═══ Provided data ═══

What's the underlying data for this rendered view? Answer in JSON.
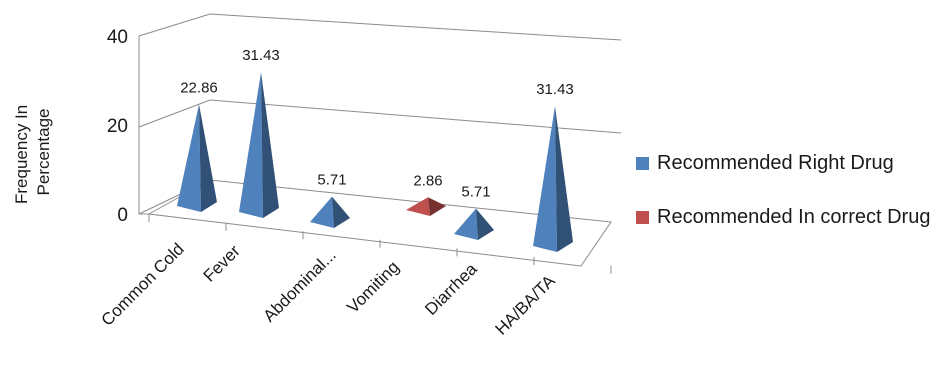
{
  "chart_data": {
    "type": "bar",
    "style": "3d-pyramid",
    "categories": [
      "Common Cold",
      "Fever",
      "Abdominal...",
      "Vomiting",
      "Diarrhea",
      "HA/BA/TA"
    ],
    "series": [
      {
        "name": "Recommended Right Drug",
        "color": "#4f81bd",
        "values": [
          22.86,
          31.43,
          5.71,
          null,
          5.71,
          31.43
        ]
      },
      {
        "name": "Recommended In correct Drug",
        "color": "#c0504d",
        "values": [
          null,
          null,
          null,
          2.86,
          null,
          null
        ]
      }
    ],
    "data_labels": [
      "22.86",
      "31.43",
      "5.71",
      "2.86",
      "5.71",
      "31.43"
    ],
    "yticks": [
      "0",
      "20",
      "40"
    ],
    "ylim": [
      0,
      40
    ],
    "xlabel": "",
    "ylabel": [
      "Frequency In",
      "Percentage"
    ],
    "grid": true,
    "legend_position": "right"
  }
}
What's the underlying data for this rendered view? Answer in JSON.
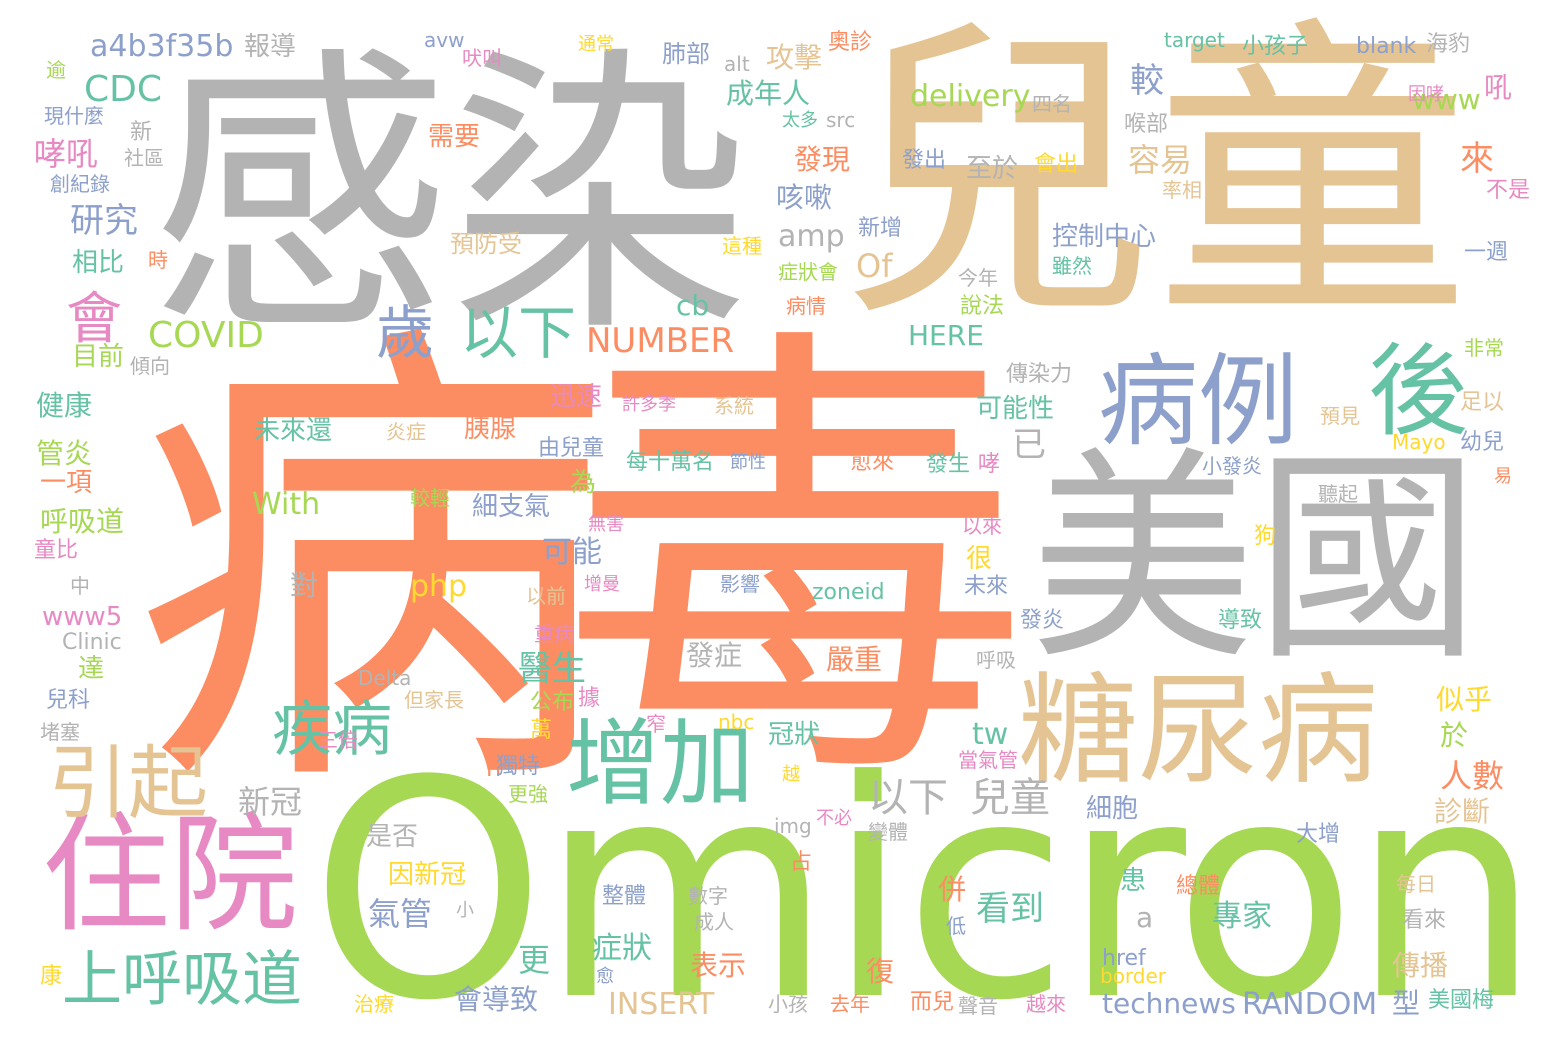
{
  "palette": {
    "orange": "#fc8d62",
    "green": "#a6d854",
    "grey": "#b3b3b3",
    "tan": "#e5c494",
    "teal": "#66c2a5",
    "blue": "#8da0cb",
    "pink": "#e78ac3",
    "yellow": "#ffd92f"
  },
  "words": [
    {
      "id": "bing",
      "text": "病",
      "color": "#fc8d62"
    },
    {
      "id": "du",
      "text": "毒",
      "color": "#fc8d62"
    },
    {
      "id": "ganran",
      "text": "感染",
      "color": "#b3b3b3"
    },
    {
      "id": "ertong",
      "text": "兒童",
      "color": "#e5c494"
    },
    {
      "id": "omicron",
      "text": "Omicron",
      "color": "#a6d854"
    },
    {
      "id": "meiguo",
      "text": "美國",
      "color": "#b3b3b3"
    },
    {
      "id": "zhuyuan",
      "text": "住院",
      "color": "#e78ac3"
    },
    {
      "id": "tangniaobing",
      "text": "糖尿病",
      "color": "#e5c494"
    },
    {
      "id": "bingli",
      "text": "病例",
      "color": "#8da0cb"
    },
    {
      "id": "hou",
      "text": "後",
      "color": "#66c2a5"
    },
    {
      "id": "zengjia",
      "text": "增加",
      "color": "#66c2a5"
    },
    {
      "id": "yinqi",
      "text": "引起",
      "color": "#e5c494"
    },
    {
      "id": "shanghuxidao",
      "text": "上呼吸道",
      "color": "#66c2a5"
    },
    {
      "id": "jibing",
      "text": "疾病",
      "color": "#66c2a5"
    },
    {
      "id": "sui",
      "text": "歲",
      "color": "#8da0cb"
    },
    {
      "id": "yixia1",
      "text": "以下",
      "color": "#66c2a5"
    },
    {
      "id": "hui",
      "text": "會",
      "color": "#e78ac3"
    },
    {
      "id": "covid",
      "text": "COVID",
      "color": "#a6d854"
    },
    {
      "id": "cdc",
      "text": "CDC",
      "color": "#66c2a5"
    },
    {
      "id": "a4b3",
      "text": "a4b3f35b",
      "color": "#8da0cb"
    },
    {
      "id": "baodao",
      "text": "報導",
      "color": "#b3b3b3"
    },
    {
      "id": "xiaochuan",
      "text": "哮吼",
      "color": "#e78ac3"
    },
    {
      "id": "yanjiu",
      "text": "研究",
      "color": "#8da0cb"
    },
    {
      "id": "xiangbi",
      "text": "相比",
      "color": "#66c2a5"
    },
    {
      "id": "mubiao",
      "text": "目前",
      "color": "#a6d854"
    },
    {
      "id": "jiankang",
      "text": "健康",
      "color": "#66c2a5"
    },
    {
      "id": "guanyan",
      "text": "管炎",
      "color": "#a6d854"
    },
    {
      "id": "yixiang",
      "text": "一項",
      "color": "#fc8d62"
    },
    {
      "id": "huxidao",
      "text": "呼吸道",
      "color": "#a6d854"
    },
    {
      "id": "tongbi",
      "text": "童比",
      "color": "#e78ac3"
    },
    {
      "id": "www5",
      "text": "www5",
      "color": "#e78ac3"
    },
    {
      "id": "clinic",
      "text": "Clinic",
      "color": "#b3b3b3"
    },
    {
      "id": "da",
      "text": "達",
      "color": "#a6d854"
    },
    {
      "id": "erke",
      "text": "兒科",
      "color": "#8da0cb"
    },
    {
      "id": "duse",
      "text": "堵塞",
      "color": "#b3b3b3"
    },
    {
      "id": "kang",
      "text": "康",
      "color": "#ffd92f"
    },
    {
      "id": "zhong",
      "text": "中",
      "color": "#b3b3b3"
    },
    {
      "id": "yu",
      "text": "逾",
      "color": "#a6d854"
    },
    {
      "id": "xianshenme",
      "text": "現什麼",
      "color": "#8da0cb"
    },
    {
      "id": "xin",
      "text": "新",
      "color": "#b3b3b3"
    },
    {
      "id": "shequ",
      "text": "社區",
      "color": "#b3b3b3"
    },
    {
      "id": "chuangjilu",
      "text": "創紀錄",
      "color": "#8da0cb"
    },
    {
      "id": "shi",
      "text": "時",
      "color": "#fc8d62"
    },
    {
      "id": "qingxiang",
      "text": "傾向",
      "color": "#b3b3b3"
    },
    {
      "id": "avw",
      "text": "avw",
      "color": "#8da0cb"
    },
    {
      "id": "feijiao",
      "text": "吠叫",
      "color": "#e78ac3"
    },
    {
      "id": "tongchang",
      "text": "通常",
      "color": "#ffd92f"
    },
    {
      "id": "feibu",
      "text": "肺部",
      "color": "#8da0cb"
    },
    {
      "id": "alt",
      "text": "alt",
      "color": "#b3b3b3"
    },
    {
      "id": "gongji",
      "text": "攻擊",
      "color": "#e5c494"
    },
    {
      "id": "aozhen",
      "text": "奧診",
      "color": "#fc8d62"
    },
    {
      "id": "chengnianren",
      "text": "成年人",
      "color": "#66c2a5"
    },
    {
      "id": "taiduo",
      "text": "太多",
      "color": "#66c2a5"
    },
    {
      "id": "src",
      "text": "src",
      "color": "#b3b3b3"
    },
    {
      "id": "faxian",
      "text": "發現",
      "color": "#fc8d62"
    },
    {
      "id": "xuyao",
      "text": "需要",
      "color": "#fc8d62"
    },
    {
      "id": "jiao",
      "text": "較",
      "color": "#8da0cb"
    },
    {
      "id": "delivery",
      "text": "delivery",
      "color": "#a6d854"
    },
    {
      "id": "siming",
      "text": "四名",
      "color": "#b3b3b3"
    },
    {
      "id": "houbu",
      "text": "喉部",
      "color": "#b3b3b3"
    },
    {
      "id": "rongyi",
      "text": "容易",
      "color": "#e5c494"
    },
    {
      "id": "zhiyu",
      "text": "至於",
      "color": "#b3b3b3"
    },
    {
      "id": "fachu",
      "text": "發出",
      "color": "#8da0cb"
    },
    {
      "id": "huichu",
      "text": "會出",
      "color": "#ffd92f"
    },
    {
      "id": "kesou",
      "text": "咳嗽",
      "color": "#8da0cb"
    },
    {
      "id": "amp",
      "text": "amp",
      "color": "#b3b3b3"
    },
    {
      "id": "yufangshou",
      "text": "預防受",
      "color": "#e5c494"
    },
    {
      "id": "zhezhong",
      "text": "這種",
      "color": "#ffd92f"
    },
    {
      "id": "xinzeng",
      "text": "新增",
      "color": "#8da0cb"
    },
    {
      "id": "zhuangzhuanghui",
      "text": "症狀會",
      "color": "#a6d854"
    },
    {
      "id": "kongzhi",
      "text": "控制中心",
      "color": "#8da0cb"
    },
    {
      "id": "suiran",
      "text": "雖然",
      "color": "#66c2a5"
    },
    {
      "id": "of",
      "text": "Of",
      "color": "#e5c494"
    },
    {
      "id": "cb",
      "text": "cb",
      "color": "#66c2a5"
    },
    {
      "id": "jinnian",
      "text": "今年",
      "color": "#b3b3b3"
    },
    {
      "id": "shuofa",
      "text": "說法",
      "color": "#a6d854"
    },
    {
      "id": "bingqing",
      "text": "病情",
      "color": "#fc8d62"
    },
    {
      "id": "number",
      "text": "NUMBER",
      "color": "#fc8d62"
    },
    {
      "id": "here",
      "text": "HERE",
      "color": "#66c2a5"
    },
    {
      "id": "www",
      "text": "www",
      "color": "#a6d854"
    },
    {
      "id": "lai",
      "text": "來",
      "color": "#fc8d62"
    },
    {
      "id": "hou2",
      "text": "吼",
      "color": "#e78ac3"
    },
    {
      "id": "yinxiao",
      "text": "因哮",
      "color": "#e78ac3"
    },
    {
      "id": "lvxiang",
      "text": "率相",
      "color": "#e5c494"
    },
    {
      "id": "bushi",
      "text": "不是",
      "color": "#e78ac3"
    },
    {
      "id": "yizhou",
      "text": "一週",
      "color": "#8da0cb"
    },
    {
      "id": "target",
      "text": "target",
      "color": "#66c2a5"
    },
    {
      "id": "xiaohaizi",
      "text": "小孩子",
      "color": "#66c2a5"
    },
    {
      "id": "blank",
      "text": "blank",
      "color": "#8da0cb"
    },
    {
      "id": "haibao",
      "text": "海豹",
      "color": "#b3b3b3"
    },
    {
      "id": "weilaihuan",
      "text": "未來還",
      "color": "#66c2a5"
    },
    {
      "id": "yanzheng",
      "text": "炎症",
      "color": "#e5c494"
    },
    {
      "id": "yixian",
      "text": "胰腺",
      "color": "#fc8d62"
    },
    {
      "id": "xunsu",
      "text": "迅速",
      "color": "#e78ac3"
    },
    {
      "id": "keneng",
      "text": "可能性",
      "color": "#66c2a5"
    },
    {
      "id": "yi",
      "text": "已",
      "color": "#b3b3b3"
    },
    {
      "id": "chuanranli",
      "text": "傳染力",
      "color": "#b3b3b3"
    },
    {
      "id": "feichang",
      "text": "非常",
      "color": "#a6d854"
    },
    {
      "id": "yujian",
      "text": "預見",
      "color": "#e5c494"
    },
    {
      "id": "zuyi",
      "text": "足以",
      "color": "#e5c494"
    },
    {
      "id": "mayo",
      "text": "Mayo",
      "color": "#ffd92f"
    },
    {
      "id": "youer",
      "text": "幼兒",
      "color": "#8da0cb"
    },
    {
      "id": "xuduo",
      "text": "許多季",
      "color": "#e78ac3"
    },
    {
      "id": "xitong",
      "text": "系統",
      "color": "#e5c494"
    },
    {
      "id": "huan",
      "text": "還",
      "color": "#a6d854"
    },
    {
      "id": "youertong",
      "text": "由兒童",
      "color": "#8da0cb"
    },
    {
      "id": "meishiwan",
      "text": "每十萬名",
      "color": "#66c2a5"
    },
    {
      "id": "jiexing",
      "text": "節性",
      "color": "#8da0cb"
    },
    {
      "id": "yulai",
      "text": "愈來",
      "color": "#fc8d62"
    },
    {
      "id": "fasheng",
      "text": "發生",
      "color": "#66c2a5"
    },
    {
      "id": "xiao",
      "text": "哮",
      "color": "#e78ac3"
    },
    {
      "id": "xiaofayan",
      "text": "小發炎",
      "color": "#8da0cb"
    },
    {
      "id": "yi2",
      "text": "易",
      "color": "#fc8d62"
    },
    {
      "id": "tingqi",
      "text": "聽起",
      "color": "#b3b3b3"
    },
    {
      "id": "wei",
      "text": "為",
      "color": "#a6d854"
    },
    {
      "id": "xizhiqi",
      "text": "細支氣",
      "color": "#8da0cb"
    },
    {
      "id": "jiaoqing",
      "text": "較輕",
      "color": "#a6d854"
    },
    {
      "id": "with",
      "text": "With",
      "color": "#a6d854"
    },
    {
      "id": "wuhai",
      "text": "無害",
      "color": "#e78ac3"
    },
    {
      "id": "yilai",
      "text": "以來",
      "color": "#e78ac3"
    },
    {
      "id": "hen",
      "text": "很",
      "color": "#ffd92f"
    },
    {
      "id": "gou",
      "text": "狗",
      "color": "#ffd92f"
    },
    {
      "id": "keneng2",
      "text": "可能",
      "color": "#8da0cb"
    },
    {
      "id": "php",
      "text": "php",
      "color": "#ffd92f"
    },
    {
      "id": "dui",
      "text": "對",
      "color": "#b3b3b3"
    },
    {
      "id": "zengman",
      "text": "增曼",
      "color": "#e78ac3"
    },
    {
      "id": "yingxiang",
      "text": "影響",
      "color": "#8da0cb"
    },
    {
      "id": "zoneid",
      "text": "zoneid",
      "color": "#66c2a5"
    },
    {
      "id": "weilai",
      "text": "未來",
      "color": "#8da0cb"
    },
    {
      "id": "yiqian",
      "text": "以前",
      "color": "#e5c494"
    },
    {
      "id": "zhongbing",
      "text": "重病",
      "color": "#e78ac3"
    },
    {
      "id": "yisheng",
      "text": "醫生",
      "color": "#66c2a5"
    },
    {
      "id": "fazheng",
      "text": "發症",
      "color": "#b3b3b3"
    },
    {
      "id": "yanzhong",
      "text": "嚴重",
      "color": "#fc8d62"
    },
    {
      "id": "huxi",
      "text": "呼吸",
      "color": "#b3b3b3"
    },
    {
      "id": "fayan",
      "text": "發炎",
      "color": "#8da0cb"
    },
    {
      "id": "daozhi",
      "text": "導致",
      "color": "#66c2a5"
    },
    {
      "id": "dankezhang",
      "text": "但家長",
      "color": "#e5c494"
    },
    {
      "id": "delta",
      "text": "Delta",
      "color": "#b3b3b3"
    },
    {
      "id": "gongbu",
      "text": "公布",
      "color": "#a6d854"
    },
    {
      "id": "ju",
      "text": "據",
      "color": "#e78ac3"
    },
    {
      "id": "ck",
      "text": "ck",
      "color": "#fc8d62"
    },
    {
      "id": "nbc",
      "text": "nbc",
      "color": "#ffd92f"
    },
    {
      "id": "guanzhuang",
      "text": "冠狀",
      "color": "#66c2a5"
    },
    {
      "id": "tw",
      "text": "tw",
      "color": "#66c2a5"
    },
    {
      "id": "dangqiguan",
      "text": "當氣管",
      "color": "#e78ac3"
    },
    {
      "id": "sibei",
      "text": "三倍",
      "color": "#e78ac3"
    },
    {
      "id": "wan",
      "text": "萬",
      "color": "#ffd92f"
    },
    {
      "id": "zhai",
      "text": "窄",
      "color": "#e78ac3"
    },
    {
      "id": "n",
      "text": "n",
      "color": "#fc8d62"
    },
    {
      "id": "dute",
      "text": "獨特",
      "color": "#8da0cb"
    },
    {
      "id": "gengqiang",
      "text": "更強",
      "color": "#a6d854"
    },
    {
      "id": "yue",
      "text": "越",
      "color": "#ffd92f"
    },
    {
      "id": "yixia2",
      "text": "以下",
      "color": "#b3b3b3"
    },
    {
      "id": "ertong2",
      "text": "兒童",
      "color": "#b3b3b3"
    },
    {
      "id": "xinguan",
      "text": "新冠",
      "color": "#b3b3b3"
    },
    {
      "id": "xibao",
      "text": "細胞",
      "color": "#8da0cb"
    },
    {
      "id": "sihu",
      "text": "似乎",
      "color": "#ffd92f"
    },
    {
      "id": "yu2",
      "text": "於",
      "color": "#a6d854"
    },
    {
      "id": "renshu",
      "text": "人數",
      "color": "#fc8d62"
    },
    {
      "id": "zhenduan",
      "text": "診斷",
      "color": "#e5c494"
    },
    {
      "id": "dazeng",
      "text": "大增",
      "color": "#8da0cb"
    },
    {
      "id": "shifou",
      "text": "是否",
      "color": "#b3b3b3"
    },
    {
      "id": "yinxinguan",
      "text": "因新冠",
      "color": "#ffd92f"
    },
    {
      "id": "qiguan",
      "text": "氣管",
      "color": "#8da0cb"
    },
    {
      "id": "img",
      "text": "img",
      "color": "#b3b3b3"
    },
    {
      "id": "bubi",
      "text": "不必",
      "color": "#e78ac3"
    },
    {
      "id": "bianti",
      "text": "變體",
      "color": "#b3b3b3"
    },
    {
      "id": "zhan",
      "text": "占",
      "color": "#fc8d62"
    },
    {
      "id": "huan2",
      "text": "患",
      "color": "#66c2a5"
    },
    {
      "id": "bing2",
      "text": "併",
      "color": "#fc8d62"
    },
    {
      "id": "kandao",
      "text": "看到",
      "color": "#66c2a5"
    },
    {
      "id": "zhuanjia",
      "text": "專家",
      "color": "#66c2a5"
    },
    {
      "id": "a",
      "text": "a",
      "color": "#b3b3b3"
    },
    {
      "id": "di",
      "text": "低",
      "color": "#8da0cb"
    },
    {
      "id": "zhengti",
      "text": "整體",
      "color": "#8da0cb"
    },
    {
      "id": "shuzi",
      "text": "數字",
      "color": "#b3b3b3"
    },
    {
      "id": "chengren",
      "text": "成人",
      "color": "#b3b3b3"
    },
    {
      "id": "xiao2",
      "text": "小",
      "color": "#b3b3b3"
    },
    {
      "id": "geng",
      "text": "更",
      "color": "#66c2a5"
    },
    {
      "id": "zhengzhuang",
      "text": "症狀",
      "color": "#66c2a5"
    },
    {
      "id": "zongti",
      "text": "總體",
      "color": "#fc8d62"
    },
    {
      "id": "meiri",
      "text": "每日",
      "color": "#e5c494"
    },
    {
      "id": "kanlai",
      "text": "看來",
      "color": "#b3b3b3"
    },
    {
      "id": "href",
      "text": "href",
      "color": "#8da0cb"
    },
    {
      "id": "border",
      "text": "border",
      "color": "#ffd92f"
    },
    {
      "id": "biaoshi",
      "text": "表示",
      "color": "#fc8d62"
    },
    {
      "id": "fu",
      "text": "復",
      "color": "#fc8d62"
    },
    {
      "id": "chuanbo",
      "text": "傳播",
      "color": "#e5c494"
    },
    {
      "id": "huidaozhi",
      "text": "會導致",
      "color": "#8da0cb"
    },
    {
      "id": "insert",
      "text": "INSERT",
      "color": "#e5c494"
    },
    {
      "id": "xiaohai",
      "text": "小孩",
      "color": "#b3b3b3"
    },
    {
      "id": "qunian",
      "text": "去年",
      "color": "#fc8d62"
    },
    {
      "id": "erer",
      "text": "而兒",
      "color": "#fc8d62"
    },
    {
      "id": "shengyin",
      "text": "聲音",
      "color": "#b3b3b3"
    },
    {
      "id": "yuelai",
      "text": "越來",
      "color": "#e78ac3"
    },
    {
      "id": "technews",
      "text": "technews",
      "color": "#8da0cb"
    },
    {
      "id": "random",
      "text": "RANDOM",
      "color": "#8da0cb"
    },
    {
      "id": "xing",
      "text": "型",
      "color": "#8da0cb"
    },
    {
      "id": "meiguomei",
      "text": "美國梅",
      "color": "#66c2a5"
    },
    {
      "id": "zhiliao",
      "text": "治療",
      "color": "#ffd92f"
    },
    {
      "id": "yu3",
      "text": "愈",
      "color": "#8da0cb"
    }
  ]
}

═══

Aim of the exercise: Give every line of the material that includes the string "Recommended".

Correct result:
        "name": "Recommended Right Drug",
        "name": "Recommended In correct Drug",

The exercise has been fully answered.